* [WHAT THE TASK REQUIRES]:
Update the lines starting with the line containing "Detect and localize" and going on through the line containing "svg-text:T: T — [925, 614, 942, 644]", changing "hydrogen-atom" to "h-atom" and leaving everything else unchanged. Return only those lines.

* [MATERIAL PROVIDED]:
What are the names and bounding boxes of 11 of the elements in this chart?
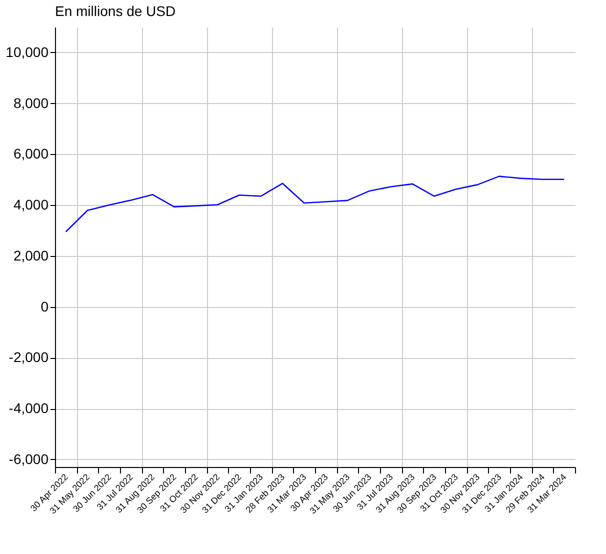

...

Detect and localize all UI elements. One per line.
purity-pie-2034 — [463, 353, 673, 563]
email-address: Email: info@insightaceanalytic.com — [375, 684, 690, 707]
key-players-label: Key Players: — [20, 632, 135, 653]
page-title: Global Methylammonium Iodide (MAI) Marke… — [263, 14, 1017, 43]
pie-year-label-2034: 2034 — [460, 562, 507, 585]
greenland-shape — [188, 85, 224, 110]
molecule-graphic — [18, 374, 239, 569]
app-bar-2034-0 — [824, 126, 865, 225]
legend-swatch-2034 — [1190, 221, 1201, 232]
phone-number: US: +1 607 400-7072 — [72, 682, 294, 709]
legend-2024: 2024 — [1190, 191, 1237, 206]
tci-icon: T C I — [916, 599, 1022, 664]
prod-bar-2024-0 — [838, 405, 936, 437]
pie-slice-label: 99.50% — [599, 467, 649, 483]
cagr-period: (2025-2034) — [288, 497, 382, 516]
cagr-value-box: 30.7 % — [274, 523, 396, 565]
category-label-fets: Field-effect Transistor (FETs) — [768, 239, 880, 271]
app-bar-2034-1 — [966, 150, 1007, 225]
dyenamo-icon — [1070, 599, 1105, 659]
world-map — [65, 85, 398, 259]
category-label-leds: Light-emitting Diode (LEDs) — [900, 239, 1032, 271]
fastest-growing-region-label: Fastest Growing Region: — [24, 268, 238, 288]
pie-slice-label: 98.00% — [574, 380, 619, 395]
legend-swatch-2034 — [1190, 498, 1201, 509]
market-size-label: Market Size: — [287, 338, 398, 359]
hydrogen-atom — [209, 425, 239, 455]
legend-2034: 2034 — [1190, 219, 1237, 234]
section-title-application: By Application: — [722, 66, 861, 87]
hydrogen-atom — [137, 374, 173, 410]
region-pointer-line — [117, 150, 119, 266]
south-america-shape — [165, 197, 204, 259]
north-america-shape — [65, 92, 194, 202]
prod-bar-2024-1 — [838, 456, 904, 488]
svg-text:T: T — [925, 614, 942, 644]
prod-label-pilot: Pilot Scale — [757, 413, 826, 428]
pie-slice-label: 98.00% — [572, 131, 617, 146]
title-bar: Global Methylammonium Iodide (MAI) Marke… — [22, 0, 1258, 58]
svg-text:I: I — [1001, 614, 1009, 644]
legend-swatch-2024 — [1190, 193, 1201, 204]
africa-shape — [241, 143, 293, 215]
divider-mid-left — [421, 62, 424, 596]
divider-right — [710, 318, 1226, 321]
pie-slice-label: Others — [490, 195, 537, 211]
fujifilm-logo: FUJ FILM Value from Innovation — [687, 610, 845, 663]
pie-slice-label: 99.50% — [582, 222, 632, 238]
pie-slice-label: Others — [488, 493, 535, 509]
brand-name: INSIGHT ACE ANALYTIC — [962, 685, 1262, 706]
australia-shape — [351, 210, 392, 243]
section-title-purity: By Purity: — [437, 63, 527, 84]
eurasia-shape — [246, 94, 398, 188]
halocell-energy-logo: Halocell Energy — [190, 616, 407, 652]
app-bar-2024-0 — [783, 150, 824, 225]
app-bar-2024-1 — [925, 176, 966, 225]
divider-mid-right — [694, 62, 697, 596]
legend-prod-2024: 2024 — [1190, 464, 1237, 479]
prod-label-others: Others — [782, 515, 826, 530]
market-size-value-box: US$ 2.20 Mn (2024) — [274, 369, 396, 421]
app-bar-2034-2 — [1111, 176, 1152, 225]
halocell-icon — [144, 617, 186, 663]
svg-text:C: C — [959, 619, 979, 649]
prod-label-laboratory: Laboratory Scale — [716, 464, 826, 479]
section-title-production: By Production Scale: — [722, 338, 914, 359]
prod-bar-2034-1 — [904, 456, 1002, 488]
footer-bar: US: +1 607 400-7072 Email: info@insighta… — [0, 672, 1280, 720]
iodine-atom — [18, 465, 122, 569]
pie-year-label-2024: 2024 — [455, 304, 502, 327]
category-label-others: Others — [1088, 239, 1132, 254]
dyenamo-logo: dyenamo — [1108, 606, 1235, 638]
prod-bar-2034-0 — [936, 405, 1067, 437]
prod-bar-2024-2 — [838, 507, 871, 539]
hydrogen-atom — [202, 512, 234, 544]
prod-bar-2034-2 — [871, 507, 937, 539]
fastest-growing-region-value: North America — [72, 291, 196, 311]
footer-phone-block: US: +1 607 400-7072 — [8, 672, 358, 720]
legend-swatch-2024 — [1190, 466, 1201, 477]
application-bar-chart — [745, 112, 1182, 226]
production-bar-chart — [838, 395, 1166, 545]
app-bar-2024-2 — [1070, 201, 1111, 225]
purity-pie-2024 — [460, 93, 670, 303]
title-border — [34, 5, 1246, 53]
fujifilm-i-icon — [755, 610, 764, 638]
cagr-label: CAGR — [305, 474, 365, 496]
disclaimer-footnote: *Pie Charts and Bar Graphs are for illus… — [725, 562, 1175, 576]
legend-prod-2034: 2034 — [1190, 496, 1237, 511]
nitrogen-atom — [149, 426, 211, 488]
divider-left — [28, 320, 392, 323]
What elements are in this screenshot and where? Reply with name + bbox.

* [FINISHED TASK]:
Detect and localize all UI elements. One per line.
purity-pie-2034 — [463, 353, 673, 563]
email-address: Email: info@insightaceanalytic.com — [375, 684, 690, 707]
key-players-label: Key Players: — [20, 632, 135, 653]
page-title: Global Methylammonium Iodide (MAI) Marke… — [263, 14, 1017, 43]
pie-year-label-2034: 2034 — [460, 562, 507, 585]
greenland-shape — [188, 85, 224, 110]
molecule-graphic — [18, 374, 239, 569]
app-bar-2034-0 — [824, 126, 865, 225]
legend-swatch-2034 — [1190, 221, 1201, 232]
phone-number: US: +1 607 400-7072 — [72, 682, 294, 709]
legend-2024: 2024 — [1190, 191, 1237, 206]
tci-icon: T C I — [916, 599, 1022, 664]
prod-bar-2024-0 — [838, 405, 936, 437]
pie-slice-label: 99.50% — [599, 467, 649, 483]
cagr-period: (2025-2034) — [288, 497, 382, 516]
cagr-value-box: 30.7 % — [274, 523, 396, 565]
category-label-fets: Field-effect Transistor (FETs) — [768, 239, 880, 271]
app-bar-2034-1 — [966, 150, 1007, 225]
dyenamo-icon — [1070, 599, 1105, 659]
world-map — [65, 85, 398, 259]
category-label-leds: Light-emitting Diode (LEDs) — [900, 239, 1032, 271]
fastest-growing-region-label: Fastest Growing Region: — [24, 268, 238, 288]
pie-slice-label: 98.00% — [574, 380, 619, 395]
legend-swatch-2034 — [1190, 498, 1201, 509]
market-size-label: Market Size: — [287, 338, 398, 359]
h-atom — [209, 425, 239, 455]
legend-2034: 2034 — [1190, 219, 1237, 234]
section-title-application: By Application: — [722, 66, 861, 87]
h-atom — [137, 374, 173, 410]
region-pointer-line — [117, 150, 119, 266]
south-america-shape — [165, 197, 204, 259]
north-america-shape — [65, 92, 194, 202]
prod-bar-2024-1 — [838, 456, 904, 488]
svg-text:T: T — [925, 614, 942, 644]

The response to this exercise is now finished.